The task:
Copy out every one of the following lines without changing anything.

Extracted material:
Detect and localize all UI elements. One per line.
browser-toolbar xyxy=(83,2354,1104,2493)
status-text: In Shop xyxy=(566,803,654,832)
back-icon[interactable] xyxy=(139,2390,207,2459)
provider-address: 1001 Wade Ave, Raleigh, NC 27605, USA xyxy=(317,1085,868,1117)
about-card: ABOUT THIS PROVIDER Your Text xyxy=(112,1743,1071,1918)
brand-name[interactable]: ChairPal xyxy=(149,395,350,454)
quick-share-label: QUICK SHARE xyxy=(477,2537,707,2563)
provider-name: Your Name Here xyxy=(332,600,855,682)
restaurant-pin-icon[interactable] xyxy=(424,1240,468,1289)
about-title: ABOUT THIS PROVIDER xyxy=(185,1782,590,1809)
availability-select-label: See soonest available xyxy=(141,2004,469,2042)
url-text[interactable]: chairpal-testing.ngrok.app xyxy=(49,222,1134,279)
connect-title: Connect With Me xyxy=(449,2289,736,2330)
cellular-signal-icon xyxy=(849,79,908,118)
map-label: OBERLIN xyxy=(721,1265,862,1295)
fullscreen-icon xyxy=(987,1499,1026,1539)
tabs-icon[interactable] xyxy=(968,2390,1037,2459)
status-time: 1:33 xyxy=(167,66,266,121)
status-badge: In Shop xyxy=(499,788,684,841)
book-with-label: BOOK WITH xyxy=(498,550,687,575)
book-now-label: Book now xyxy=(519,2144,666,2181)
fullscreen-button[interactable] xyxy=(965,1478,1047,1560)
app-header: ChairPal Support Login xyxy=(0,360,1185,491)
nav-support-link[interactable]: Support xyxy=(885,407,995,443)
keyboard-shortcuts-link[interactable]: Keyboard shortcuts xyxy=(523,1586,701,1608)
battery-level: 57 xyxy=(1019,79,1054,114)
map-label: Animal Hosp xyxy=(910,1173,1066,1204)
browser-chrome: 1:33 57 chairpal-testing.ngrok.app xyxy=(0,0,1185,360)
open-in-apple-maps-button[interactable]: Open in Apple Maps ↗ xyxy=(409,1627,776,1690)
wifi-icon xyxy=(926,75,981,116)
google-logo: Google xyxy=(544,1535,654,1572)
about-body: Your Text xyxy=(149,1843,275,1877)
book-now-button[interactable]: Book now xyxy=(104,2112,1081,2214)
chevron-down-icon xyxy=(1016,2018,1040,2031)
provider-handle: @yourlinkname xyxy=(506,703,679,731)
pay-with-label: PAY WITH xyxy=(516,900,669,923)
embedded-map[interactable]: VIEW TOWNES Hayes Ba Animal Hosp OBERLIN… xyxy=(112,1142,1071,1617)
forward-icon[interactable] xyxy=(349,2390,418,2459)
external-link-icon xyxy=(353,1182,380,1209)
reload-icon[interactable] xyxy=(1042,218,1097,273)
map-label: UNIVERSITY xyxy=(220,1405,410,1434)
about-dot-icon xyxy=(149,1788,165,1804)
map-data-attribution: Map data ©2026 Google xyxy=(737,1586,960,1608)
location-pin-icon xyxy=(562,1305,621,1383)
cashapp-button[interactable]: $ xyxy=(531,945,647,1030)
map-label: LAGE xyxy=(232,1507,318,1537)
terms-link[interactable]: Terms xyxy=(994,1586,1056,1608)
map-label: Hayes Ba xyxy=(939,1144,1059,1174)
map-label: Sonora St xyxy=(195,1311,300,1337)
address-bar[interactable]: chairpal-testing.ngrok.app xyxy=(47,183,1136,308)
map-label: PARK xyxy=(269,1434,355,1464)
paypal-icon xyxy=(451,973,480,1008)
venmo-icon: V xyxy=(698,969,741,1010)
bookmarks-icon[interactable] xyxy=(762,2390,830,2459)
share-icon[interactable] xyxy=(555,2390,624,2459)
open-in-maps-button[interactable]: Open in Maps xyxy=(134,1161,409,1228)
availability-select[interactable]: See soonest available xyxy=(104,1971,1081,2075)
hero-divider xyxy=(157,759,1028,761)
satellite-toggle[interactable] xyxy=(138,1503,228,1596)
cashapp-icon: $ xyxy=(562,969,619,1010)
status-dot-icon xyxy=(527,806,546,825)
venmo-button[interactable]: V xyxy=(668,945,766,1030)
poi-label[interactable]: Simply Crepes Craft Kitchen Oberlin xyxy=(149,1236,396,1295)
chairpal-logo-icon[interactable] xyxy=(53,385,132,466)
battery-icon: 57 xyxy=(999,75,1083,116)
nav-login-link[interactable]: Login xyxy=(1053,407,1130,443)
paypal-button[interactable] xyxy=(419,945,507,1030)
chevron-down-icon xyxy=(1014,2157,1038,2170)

Solution to this exercise:
Detect and localize all UI elements. One per line.
browser-toolbar xyxy=(83,2354,1104,2493)
status-text: In Shop xyxy=(566,803,654,832)
back-icon[interactable] xyxy=(139,2390,207,2459)
provider-address: 1001 Wade Ave, Raleigh, NC 27605, USA xyxy=(317,1085,868,1117)
about-card: ABOUT THIS PROVIDER Your Text xyxy=(112,1743,1071,1918)
brand-name[interactable]: ChairPal xyxy=(149,395,350,454)
quick-share-label: QUICK SHARE xyxy=(477,2537,707,2563)
provider-name: Your Name Here xyxy=(332,600,855,682)
restaurant-pin-icon[interactable] xyxy=(424,1240,468,1289)
about-title: ABOUT THIS PROVIDER xyxy=(185,1782,590,1809)
availability-select-label: See soonest available xyxy=(141,2004,469,2042)
url-text[interactable]: chairpal-testing.ngrok.app xyxy=(49,222,1134,279)
connect-title: Connect With Me xyxy=(449,2289,736,2330)
cellular-signal-icon xyxy=(849,79,908,118)
map-label: OBERLIN xyxy=(721,1265,862,1295)
fullscreen-icon xyxy=(987,1499,1026,1539)
tabs-icon[interactable] xyxy=(968,2390,1037,2459)
status-time: 1:33 xyxy=(167,66,266,121)
status-badge: In Shop xyxy=(499,788,684,841)
book-with-label: BOOK WITH xyxy=(498,550,687,575)
book-now-label: Book now xyxy=(519,2144,666,2181)
fullscreen-button[interactable] xyxy=(965,1478,1047,1560)
app-header: ChairPal Support Login xyxy=(0,360,1185,491)
nav-support-link[interactable]: Support xyxy=(885,407,995,443)
keyboard-shortcuts-link[interactable]: Keyboard shortcuts xyxy=(523,1586,701,1608)
battery-level: 57 xyxy=(1019,79,1054,114)
map-label: Animal Hosp xyxy=(910,1173,1066,1204)
browser-chrome: 1:33 57 chairpal-testing.ngrok.app xyxy=(0,0,1185,360)
open-in-apple-maps-button[interactable]: Open in Apple Maps ↗ xyxy=(409,1627,776,1690)
wifi-icon xyxy=(926,75,981,116)
google-logo: Google xyxy=(544,1535,654,1572)
about-body: Your Text xyxy=(149,1843,275,1877)
book-now-button[interactable]: Book now xyxy=(104,2112,1081,2214)
chevron-down-icon xyxy=(1016,2018,1040,2031)
provider-handle: @yourlinkname xyxy=(506,703,679,731)
pay-with-label: PAY WITH xyxy=(516,900,669,923)
embedded-map[interactable]: VIEW TOWNES Hayes Ba Animal Hosp OBERLIN… xyxy=(112,1142,1071,1617)
forward-icon[interactable] xyxy=(349,2390,418,2459)
external-link-icon xyxy=(353,1182,380,1209)
reload-icon[interactable] xyxy=(1042,218,1097,273)
map-label: UNIVERSITY xyxy=(220,1405,410,1434)
about-dot-icon xyxy=(149,1788,165,1804)
map-data-attribution: Map data ©2026 Google xyxy=(737,1586,960,1608)
location-pin-icon xyxy=(562,1305,621,1383)
cashapp-button[interactable]: $ xyxy=(531,945,647,1030)
map-label: LAGE xyxy=(232,1507,318,1537)
terms-link[interactable]: Terms xyxy=(994,1586,1056,1608)
map-label: Hayes Ba xyxy=(939,1144,1059,1174)
map-label: Sonora St xyxy=(195,1311,300,1337)
address-bar[interactable]: chairpal-testing.ngrok.app xyxy=(47,183,1136,308)
map-label: PARK xyxy=(269,1434,355,1464)
paypal-icon xyxy=(451,973,480,1008)
venmo-icon: V xyxy=(698,969,741,1010)
bookmarks-icon[interactable] xyxy=(762,2390,830,2459)
share-icon[interactable] xyxy=(555,2390,624,2459)
open-in-maps-button[interactable]: Open in Maps xyxy=(134,1161,409,1228)
availability-select[interactable]: See soonest available xyxy=(104,1971,1081,2075)
hero-divider xyxy=(157,759,1028,761)
satellite-toggle[interactable] xyxy=(138,1503,228,1596)
cashapp-icon: $ xyxy=(562,969,619,1010)
status-dot-icon xyxy=(527,806,546,825)
venmo-button[interactable]: V xyxy=(668,945,766,1030)
poi-label[interactable]: Simply Crepes Craft Kitchen Oberlin xyxy=(149,1236,396,1295)
chairpal-logo-icon[interactable] xyxy=(53,385,132,466)
battery-icon: 57 xyxy=(999,75,1083,116)
nav-login-link[interactable]: Login xyxy=(1053,407,1130,443)
paypal-button[interactable] xyxy=(419,945,507,1030)
chevron-down-icon xyxy=(1014,2157,1038,2170)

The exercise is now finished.